> _Given data_:
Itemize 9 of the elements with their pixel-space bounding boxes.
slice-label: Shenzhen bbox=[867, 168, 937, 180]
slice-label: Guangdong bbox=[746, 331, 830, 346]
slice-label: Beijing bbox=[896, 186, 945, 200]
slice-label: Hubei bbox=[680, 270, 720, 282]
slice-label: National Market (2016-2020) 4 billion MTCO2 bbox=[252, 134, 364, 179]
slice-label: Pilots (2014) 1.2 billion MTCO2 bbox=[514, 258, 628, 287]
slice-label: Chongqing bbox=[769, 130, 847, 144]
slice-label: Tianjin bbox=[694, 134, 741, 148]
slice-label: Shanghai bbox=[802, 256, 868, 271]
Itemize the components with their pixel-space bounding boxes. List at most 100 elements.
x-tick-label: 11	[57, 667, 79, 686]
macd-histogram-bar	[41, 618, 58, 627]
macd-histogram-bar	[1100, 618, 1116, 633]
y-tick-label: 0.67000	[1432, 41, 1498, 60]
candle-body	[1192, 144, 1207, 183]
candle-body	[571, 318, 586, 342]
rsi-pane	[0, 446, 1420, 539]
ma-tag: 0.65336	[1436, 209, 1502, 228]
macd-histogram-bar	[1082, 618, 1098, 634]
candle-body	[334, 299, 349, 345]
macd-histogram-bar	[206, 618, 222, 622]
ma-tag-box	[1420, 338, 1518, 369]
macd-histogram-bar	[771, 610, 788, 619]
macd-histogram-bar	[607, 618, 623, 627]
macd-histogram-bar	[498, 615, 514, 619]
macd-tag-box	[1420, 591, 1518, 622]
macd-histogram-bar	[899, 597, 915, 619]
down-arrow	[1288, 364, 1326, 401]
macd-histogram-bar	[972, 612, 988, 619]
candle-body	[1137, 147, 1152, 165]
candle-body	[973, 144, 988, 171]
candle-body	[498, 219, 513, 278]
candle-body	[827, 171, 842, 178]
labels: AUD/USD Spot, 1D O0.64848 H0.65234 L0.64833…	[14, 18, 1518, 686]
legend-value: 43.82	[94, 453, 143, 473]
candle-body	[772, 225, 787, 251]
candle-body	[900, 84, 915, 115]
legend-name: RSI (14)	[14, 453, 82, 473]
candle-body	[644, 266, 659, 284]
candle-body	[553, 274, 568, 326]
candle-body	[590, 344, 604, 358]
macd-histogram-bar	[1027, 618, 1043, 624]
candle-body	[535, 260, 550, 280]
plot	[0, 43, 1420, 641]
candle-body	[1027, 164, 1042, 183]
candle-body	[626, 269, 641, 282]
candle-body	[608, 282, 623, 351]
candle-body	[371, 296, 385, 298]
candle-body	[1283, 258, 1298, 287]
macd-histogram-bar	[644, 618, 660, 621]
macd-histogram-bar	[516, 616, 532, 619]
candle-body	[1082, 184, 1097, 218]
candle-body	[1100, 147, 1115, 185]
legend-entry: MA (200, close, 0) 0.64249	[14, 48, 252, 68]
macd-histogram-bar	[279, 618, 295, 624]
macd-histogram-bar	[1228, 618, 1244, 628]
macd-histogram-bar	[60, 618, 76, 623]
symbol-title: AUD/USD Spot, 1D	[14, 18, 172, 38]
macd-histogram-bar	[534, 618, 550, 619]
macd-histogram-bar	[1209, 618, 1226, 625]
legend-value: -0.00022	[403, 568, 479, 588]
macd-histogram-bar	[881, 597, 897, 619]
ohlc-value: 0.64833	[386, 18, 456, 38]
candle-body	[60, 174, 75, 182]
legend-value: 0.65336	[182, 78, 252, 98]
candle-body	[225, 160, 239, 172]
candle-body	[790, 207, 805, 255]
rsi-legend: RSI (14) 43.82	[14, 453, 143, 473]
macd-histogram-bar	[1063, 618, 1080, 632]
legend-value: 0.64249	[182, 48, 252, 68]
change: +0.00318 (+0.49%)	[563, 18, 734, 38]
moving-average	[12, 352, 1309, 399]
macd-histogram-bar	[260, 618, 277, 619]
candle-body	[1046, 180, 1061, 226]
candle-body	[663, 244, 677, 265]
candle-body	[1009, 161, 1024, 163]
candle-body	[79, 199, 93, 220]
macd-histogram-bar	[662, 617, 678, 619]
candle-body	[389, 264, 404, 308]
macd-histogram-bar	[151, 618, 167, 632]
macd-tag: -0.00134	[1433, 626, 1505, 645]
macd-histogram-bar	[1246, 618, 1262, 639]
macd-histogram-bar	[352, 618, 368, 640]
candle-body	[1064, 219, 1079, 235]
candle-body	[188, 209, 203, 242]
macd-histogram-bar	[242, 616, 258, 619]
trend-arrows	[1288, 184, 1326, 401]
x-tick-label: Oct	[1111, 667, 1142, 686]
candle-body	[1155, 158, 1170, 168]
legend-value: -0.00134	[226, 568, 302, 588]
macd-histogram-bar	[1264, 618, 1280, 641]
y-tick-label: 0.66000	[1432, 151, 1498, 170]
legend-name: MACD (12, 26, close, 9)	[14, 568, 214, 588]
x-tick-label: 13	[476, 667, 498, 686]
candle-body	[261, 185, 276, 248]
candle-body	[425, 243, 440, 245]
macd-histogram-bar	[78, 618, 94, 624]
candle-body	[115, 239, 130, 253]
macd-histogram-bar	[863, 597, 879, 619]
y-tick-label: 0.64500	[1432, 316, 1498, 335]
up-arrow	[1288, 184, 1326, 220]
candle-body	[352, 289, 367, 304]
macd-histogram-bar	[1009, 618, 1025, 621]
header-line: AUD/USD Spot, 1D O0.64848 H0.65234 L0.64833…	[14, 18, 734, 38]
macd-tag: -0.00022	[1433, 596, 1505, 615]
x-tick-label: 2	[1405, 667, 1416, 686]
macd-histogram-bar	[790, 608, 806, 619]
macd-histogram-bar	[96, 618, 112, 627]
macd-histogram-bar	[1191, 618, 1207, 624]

> _Task requirements_: Reproduce all of the lines above verbatim, without any alteration.

> _Complete answer_:
Itemize 9 of the elements with their pixel-space bounding boxes.
slice-label: Shenzhen bbox=[867, 168, 937, 180]
slice-label: Guangdong bbox=[746, 331, 830, 346]
slice-label: Beijing bbox=[896, 186, 945, 200]
slice-label: Hubei bbox=[680, 270, 720, 282]
slice-label: National Market (2016-2020) 4 billion MTCO2 bbox=[252, 134, 364, 179]
slice-label: Pilots (2014) 1.2 billion MTCO2 bbox=[514, 258, 628, 287]
slice-label: Chongqing bbox=[769, 130, 847, 144]
slice-label: Tianjin bbox=[694, 134, 741, 148]
slice-label: Shanghai bbox=[802, 256, 868, 271]
Itemize the components with their pixel-space bounding boxes. List at most 100 elements.
x-tick-label: 11	[57, 667, 79, 686]
macd-histogram-bar	[41, 618, 58, 627]
macd-histogram-bar	[1100, 618, 1116, 633]
y-tick-label: 0.67000	[1432, 41, 1498, 60]
candle-body	[1192, 144, 1207, 183]
candle-body	[571, 318, 586, 342]
rsi-pane	[0, 446, 1420, 539]
ma-tag: 0.65336	[1436, 209, 1502, 228]
macd-histogram-bar	[1082, 618, 1098, 634]
candle-body	[334, 299, 349, 345]
macd-histogram-bar	[206, 618, 222, 622]
ma-tag-box	[1420, 338, 1518, 369]
macd-histogram-bar	[771, 610, 788, 619]
macd-histogram-bar	[607, 618, 623, 627]
macd-histogram-bar	[498, 615, 514, 619]
macd-tag-box	[1420, 591, 1518, 622]
macd-histogram-bar	[899, 597, 915, 619]
down-arrow	[1288, 364, 1326, 401]
macd-histogram-bar	[972, 612, 988, 619]
candle-body	[1137, 147, 1152, 165]
candle-body	[973, 144, 988, 171]
candle-body	[498, 219, 513, 278]
candle-body	[827, 171, 842, 178]
labels: AUD/USD Spot, 1D O0.64848 H0.65234 L0.64833…	[14, 18, 1518, 686]
legend-value: 43.82	[94, 453, 143, 473]
candle-body	[772, 225, 787, 251]
candle-body	[900, 84, 915, 115]
legend-name: RSI (14)	[14, 453, 82, 473]
candle-body	[644, 266, 659, 284]
candle-body	[553, 274, 568, 326]
candle-body	[590, 344, 604, 358]
macd-histogram-bar	[1027, 618, 1043, 624]
candle-body	[535, 260, 550, 280]
plot	[0, 43, 1420, 641]
candle-body	[1027, 164, 1042, 183]
candle-body	[626, 269, 641, 282]
candle-body	[608, 282, 623, 351]
candle-body	[371, 296, 385, 298]
candle-body	[1283, 258, 1298, 287]
macd-histogram-bar	[644, 618, 660, 621]
macd-histogram-bar	[516, 616, 532, 619]
candle-body	[1082, 184, 1097, 218]
candle-body	[1100, 147, 1115, 185]
legend-entry: MA (200, close, 0) 0.64249	[14, 48, 252, 68]
macd-histogram-bar	[279, 618, 295, 624]
macd-histogram-bar	[1228, 618, 1244, 628]
macd-histogram-bar	[60, 618, 76, 623]
symbol-title: AUD/USD Spot, 1D	[14, 18, 172, 38]
macd-histogram-bar	[534, 618, 550, 619]
macd-histogram-bar	[1209, 618, 1226, 625]
legend-value: -0.00022	[403, 568, 479, 588]
macd-histogram-bar	[881, 597, 897, 619]
ohlc-value: 0.64833	[386, 18, 456, 38]
candle-body	[60, 174, 75, 182]
legend-value: 0.65336	[182, 78, 252, 98]
candle-body	[225, 160, 239, 172]
candle-body	[790, 207, 805, 255]
rsi-legend: RSI (14) 43.82	[14, 453, 143, 473]
macd-histogram-bar	[1063, 618, 1080, 632]
legend-value: 0.64249	[182, 48, 252, 68]
change: +0.00318 (+0.49%)	[563, 18, 734, 38]
moving-average	[12, 352, 1309, 399]
macd-histogram-bar	[260, 618, 277, 619]
candle-body	[1046, 180, 1061, 226]
candle-body	[663, 244, 677, 265]
candle-body	[1009, 161, 1024, 163]
candle-body	[79, 199, 93, 220]
macd-histogram-bar	[662, 617, 678, 619]
candle-body	[389, 264, 404, 308]
macd-histogram-bar	[151, 618, 167, 632]
macd-tag: -0.00134	[1433, 626, 1505, 645]
macd-histogram-bar	[1246, 618, 1262, 639]
macd-histogram-bar	[352, 618, 368, 640]
candle-body	[1064, 219, 1079, 235]
candle-body	[188, 209, 203, 242]
macd-histogram-bar	[242, 616, 258, 619]
trend-arrows	[1288, 184, 1326, 401]
x-tick-label: Oct	[1111, 667, 1142, 686]
candle-body	[1155, 158, 1170, 168]
legend-value: -0.00134	[226, 568, 302, 588]
macd-histogram-bar	[1264, 618, 1280, 641]
y-tick-label: 0.66000	[1432, 151, 1498, 170]
legend-name: MACD (12, 26, close, 9)	[14, 568, 214, 588]
x-tick-label: 13	[476, 667, 498, 686]
candle-body	[261, 185, 276, 248]
candle-body	[425, 243, 440, 245]
macd-histogram-bar	[78, 618, 94, 624]
candle-body	[115, 239, 130, 253]
macd-histogram-bar	[863, 597, 879, 619]
y-tick-label: 0.64500	[1432, 316, 1498, 335]
up-arrow	[1288, 184, 1326, 220]
candle-body	[352, 289, 367, 304]
macd-histogram-bar	[1009, 618, 1025, 621]
header-line: AUD/USD Spot, 1D O0.64848 H0.65234 L0.64833…	[14, 18, 734, 38]
macd-tag: -0.00022	[1433, 596, 1505, 615]
x-tick-label: 2	[1405, 667, 1416, 686]
macd-histogram-bar	[790, 608, 806, 619]
macd-histogram-bar	[96, 618, 112, 627]
macd-histogram-bar	[1191, 618, 1207, 624]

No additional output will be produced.